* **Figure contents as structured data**
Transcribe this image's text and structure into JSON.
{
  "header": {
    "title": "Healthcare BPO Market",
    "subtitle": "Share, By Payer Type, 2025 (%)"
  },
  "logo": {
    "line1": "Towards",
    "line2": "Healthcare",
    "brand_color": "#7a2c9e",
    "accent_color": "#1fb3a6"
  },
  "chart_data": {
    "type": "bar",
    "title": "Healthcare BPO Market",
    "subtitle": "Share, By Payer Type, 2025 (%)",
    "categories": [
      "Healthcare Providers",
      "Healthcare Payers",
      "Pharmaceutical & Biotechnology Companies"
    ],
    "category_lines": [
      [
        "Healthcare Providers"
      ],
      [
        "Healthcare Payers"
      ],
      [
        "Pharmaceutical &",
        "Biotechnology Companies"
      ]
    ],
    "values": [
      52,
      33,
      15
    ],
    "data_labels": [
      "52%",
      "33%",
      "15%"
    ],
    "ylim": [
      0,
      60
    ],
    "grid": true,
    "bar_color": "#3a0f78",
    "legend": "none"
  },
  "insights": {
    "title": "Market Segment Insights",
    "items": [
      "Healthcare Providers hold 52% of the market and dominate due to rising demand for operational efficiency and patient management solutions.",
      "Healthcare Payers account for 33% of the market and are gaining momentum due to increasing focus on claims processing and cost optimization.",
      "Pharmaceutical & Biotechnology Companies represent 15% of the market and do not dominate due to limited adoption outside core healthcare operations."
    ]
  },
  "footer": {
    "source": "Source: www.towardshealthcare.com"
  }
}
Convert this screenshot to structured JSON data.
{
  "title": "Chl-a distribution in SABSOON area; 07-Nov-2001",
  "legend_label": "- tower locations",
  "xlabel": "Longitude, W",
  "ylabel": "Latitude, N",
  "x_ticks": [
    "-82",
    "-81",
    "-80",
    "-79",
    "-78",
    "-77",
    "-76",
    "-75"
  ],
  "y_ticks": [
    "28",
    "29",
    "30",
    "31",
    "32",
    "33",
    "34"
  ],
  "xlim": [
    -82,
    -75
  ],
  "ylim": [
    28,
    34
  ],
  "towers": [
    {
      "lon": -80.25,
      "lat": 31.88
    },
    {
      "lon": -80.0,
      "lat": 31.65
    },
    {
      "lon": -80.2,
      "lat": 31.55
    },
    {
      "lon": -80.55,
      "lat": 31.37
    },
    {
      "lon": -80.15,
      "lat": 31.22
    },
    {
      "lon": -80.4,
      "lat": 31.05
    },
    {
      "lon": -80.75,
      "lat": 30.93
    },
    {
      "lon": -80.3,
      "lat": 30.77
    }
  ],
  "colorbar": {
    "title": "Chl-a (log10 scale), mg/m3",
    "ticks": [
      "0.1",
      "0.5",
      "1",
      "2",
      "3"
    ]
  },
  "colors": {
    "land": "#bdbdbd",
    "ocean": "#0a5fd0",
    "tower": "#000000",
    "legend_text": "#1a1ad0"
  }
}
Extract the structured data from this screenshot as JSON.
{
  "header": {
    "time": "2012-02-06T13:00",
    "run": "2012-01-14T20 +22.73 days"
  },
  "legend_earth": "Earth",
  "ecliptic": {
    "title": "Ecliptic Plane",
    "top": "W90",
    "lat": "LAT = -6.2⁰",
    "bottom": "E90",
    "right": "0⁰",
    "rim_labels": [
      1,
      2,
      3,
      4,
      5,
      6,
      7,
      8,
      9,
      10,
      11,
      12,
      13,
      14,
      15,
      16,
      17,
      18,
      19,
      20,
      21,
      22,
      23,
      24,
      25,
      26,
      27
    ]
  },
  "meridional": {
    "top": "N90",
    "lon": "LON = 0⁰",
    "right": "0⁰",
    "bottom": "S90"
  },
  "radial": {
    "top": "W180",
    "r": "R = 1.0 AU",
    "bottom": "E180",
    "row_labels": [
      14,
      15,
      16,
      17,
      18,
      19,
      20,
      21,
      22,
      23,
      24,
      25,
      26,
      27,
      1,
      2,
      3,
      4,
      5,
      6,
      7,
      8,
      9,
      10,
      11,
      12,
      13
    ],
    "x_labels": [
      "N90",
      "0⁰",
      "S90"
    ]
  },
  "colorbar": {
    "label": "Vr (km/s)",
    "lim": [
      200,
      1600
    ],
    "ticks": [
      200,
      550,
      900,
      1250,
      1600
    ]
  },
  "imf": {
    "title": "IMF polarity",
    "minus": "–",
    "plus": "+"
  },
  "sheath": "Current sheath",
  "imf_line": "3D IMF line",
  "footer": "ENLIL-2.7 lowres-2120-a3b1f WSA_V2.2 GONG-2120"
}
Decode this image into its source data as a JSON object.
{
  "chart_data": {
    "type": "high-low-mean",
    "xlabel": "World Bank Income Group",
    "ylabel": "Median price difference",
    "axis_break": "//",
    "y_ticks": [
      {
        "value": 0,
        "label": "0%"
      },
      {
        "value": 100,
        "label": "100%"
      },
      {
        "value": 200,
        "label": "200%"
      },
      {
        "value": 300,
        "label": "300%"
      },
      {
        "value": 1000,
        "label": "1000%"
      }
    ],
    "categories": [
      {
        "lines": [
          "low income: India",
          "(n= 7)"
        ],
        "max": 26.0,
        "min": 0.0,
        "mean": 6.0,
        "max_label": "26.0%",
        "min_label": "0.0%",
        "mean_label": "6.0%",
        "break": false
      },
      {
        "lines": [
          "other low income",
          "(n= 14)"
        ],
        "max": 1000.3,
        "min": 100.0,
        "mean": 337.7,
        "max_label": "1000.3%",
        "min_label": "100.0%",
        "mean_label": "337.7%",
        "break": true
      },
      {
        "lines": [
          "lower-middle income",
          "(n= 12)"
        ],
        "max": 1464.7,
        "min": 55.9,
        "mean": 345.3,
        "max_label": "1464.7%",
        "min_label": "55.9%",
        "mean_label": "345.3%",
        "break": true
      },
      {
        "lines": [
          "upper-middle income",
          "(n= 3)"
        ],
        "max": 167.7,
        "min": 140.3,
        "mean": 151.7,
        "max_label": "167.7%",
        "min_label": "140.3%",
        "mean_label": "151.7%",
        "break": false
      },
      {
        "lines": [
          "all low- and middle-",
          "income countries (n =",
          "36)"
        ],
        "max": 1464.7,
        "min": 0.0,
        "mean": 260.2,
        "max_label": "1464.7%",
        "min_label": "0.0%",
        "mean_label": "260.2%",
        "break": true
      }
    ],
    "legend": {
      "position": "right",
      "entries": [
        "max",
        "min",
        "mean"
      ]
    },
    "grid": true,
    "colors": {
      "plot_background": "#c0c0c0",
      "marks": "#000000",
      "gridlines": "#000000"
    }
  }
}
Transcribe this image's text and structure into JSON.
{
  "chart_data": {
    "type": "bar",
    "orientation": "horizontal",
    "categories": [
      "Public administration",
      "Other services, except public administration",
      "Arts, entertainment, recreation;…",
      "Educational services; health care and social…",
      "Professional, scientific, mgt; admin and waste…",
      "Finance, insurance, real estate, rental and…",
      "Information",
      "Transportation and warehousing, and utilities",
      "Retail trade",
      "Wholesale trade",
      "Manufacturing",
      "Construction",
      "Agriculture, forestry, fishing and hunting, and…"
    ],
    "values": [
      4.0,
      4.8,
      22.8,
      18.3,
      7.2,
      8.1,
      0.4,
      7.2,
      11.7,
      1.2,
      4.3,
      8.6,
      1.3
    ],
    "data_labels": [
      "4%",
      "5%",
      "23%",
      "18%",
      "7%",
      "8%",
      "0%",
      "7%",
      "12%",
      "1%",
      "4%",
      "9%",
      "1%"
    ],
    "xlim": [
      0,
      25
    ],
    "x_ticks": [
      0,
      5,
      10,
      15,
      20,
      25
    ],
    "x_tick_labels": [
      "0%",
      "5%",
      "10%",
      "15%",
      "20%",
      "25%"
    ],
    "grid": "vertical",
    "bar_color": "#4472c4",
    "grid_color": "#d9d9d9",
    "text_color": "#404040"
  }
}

* **WHAT THE TASK ASKS**
Note each line of the entries that has "Payers" in it, and copy those lines.

* **OUTPUT**
      "Healthcare Payers",
        "Healthcare Payers"
      "Healthcare Payers account for 33% of the market and are gaining momentum due to increasing focus on claims processing and cost optimization.",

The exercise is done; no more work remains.